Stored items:

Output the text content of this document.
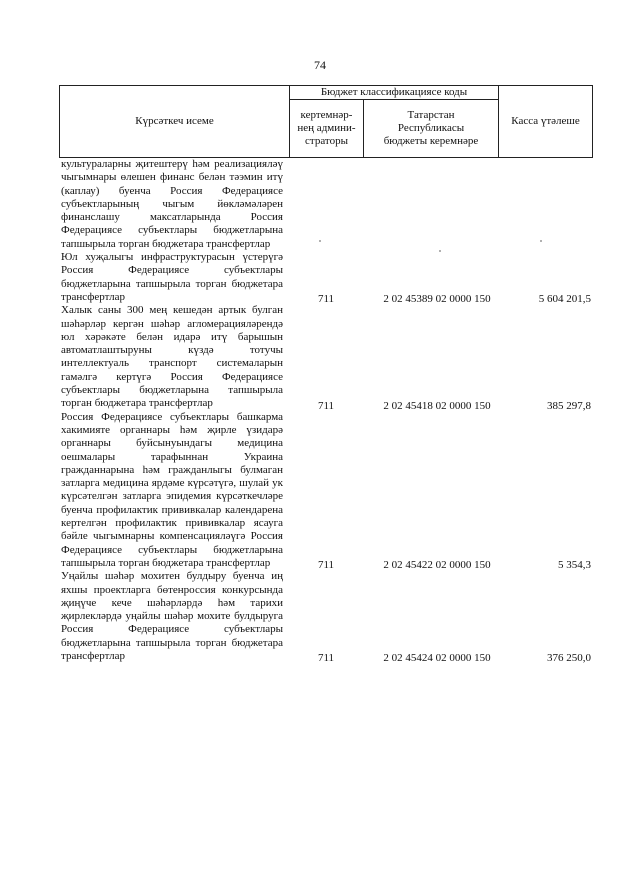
74
Күрсәткеч исеме	Бюджет классификациясе коды		Касса үтәлеше
	кертемнәр-нең админи-страторы	Татарстан Республикасы бюджеты керемнәре	
культураларны җитештерү һәм реализацияләү чыгымнары өлешен финанс белән тәэмин итү (каплау) буенча Россия Федерациясе субъектларының чыгым йөкләмәләрен финанслашу максатларында Россия Федерациясе субъектлары бюджетларына тапшырыла торган бюджетара трансфертлар
Юл хуҗалыгы инфраструктурасын үстерүгә Россия Федерациясе субъектлары бюджетларына тапшырыла торган бюджетара трансфертлар	711	2 02 45389 02 0000 150	5 604 201,5
Халык саны 300 мең кешедән артык булган шәһәрләр кергән шәһәр агломерацияләрендә юл хәрәкәте белән идарә итү барышын автоматлаштыруны күздә тотучы интеллектуаль транспорт системаларын гамәлгә кертүгә Россия Федерациясе субъектлары бюджетларына тапшырыла торган бюджетара трансфертлар	711	2 02 45418 02 0000 150	385 297,8
Россия Федерациясе субъектлары башкарма хакимияте органнары һәм җирле үзидарә органнары буйсынуындагы медицина оешмалары тарафыннан Украина гражданнарына һәм гражданлыгы булмаган затларга медицина ярдәме күрсәтүгә, шулай ук күрсәтелгән затларга эпидемия күрсәткечләре буенча профилактик прививкалар календарена кертелгән профилактик прививкалар ясауга бәйле чыгымнарны компенсацияләүгә Россия Федерациясе субъектлары бюджетларына тапшырыла торган бюджетара трансфертлар	711	2 02 45422 02 0000 150	5 354,3
Уңайлы шәһәр мохитен булдыру буенча иң яхшы проектларга бөтенроссия конкурсында җиңүче кече шәһәрләрдә һәм тарихи җирлекләрдә уңайлы шәһәр мохите булдыруга Россия Федерациясе субъектлары бюджетларына тапшырыла торган бюджетара трансфертлар	711	2 02 45424 02 0000 150	376 250,0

The exercise:
Which lines include "шәһәр"? Copy each of them out.

The solution:
Халык саны 300 мең кешедән артык булган шәһәрләр кергән шәһәр агломерацияләрендә юл хәрәкәте белән идарә итү барышын автоматлаштыруны күздә тотучы интеллектуаль транспорт системаларын гамәлгә кертүгә Россия Федерациясе субъектлары бюджетларына тапшырыла торган бюджетара трансфертлар	711	2 02 45418 02 0000 150	385 297,8
Уңайлы шәһәр мохитен булдыру буенча иң яхшы проектларга бөтенроссия конкурсында җиңүче кече шәһәрләрдә һәм тарихи җирлекләрдә уңайлы шәһәр мохите булдыруга Россия Федерациясе субъектлары бюджетларына тапшырыла торган бюджетара трансфертлар	711	2 02 45424 02 0000 150	376 250,0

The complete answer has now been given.